To be done ->
Take from the listing each line that has the string "xlabel".

Extracted records

⟨

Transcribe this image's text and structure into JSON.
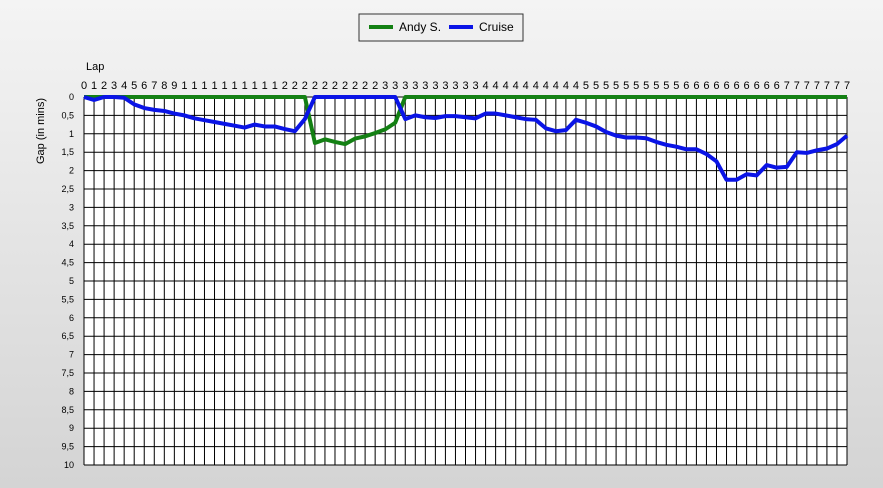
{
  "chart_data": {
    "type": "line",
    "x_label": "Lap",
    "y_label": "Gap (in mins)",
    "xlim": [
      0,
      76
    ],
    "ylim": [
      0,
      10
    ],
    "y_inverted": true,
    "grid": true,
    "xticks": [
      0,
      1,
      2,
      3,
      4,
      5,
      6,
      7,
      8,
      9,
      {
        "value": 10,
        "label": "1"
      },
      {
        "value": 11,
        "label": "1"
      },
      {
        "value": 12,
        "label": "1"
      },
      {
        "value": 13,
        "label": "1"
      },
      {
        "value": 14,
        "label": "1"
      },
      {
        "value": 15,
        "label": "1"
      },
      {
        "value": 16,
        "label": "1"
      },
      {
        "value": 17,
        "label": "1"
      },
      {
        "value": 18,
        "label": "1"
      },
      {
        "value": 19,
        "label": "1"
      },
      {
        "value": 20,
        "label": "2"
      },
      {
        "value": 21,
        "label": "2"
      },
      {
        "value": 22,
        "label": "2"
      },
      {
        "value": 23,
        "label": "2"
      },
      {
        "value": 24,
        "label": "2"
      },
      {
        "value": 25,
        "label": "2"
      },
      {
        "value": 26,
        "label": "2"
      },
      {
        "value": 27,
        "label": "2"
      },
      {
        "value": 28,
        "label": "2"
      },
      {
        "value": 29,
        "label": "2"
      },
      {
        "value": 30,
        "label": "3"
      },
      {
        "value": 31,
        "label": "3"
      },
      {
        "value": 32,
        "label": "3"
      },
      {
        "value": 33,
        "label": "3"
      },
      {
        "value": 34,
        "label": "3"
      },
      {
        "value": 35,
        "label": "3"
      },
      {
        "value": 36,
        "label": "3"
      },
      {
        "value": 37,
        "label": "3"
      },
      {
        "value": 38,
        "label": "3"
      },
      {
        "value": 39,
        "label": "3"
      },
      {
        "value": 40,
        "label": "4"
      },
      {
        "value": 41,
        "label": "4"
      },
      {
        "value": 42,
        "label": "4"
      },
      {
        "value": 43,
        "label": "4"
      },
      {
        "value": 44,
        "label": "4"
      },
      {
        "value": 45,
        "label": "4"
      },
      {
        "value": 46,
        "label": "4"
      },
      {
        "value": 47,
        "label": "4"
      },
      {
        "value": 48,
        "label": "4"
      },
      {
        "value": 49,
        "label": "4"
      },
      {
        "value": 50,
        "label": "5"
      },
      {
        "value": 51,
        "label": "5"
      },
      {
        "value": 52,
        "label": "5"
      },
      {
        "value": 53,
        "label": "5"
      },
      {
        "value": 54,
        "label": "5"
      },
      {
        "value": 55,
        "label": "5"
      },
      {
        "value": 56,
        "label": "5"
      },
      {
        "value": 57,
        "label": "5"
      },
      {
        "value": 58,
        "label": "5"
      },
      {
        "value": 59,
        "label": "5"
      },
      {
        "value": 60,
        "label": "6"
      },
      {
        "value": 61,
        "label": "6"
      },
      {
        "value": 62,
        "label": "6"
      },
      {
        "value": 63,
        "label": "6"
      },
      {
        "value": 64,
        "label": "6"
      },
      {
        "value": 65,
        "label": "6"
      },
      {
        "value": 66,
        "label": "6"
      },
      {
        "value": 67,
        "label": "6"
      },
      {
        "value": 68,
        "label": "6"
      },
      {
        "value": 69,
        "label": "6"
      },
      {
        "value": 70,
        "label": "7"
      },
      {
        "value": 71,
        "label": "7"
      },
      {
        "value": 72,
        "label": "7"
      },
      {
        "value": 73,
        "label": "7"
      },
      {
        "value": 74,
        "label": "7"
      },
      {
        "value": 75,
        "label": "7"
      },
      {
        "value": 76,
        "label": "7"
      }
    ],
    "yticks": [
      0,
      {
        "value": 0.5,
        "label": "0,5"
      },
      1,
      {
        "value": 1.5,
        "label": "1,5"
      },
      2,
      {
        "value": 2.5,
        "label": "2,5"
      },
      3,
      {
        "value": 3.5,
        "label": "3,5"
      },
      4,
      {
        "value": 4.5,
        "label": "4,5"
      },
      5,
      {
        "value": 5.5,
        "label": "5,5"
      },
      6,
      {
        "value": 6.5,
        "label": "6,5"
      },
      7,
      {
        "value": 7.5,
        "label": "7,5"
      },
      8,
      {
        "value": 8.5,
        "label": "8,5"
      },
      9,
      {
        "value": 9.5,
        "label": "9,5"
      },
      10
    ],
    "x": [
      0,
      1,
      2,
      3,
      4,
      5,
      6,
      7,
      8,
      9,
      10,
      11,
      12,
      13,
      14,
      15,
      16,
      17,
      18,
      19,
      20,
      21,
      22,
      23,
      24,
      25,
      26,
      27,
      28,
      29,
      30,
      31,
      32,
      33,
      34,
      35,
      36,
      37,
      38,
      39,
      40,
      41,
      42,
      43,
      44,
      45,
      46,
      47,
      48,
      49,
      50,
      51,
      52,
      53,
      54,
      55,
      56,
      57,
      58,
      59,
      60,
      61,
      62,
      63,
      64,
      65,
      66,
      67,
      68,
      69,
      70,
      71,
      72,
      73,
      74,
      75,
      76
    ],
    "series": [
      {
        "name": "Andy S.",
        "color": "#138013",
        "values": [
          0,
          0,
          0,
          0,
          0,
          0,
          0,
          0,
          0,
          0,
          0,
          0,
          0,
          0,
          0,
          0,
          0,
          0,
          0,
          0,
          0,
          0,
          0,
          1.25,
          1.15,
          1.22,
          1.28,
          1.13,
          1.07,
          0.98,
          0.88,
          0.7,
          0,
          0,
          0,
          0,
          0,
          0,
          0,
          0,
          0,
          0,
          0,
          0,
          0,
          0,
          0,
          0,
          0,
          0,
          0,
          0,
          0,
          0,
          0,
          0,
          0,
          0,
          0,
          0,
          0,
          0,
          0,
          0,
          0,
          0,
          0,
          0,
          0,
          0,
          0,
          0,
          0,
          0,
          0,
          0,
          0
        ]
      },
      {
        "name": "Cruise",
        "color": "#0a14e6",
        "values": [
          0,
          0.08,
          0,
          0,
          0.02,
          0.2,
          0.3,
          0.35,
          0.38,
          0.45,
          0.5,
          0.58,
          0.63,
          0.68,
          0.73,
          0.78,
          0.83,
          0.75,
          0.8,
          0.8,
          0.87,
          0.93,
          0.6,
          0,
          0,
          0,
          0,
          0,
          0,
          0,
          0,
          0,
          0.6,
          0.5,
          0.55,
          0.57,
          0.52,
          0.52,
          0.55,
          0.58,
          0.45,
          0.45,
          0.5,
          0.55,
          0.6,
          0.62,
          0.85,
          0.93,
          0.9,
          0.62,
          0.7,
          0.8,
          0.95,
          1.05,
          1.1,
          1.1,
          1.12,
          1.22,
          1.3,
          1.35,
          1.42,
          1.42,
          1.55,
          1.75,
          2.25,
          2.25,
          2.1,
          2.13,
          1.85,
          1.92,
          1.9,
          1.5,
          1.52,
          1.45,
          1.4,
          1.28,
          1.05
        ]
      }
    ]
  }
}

⟩
⟨

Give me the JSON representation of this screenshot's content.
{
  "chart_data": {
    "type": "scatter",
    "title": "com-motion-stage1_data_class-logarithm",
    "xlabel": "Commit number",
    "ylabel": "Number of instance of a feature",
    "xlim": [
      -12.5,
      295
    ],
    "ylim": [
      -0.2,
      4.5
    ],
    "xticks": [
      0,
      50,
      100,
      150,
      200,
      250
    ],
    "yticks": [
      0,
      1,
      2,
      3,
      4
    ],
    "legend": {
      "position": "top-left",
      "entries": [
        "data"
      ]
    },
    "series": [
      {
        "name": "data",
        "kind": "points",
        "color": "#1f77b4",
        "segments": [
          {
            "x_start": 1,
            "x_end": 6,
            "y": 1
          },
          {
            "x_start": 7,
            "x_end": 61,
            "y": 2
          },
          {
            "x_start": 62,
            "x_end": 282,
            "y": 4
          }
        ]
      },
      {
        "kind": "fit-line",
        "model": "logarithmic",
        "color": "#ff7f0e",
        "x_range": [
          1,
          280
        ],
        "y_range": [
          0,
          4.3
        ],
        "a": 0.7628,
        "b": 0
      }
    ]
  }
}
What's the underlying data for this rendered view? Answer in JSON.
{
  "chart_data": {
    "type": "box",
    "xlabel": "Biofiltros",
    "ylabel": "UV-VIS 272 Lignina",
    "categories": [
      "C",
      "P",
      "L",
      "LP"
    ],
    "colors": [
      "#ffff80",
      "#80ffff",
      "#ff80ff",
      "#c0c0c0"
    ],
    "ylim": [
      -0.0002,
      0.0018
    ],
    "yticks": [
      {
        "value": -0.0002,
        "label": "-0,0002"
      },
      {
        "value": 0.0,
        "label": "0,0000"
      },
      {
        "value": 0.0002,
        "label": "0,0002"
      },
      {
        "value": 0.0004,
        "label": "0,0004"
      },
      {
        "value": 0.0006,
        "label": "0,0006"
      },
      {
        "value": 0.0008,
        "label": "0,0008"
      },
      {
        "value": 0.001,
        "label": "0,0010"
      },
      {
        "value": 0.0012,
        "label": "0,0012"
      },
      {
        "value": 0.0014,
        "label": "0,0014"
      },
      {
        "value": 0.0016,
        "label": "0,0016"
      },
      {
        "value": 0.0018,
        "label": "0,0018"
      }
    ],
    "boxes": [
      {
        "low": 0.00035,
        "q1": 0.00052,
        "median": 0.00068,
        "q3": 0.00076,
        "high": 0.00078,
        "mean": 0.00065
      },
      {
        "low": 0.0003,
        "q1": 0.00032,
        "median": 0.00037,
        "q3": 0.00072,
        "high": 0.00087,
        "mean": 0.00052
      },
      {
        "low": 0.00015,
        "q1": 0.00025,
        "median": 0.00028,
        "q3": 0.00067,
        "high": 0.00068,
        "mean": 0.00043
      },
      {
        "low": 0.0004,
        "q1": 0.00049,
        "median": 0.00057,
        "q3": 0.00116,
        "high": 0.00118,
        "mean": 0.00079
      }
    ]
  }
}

⟩
⟨

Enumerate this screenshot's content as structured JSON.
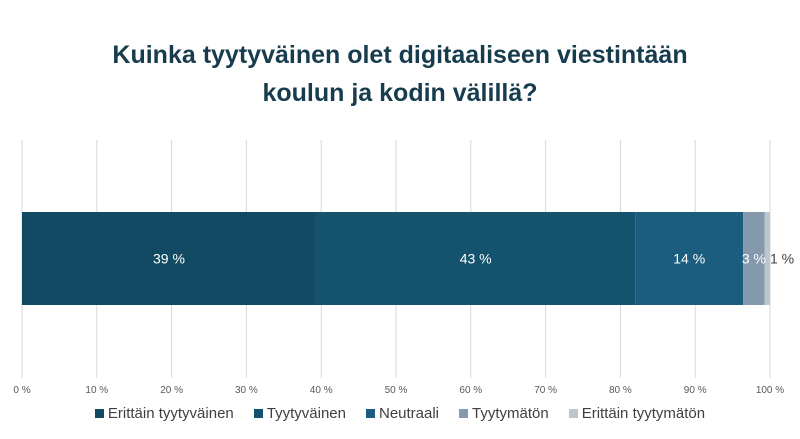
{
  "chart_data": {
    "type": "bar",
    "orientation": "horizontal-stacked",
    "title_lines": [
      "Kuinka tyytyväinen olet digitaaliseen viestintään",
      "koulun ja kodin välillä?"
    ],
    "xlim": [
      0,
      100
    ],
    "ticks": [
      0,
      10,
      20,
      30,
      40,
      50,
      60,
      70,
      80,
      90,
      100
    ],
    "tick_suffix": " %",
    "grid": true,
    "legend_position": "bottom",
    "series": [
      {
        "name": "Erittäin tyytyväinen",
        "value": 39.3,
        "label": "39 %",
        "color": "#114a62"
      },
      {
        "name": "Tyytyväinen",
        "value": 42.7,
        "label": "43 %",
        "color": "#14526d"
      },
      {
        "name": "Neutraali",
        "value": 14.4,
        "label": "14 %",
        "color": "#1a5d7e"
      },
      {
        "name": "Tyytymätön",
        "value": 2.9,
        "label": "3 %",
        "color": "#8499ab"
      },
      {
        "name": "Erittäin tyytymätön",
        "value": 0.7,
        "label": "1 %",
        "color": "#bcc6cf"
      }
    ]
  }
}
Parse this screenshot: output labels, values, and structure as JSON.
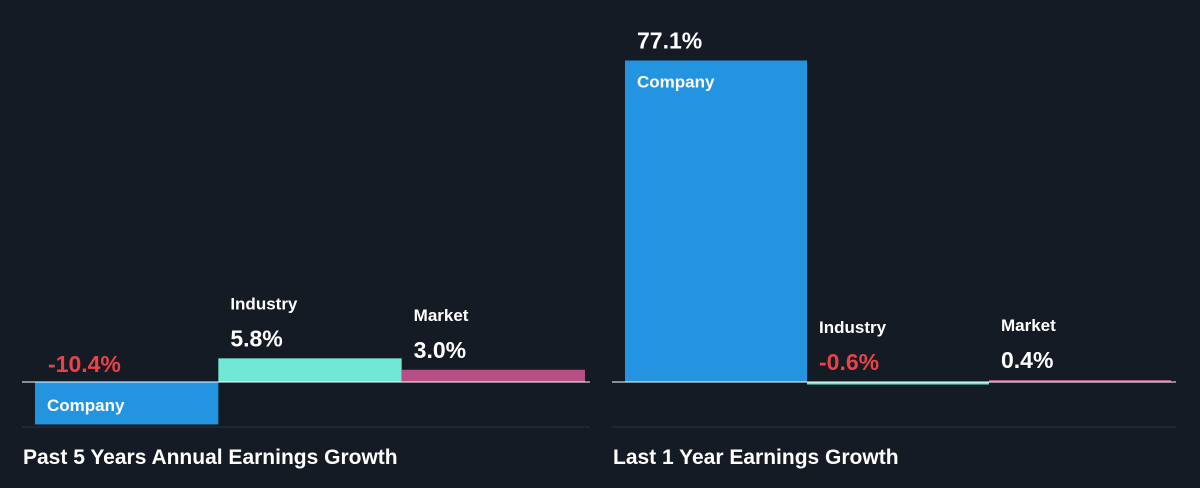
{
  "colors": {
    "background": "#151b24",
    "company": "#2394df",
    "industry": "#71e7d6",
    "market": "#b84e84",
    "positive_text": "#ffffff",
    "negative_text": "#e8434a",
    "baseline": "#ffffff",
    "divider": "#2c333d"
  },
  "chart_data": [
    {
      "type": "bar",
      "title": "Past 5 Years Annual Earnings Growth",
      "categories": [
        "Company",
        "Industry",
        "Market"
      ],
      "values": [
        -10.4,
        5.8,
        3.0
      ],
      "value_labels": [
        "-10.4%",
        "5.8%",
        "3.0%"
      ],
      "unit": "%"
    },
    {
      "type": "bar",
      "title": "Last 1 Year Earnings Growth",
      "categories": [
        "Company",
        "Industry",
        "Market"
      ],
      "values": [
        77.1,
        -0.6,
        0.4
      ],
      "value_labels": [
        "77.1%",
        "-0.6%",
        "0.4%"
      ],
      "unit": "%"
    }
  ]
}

⟩

Expected answer ->
    "xlabel": "Commit number",
    "xlabel": "Biofiltros",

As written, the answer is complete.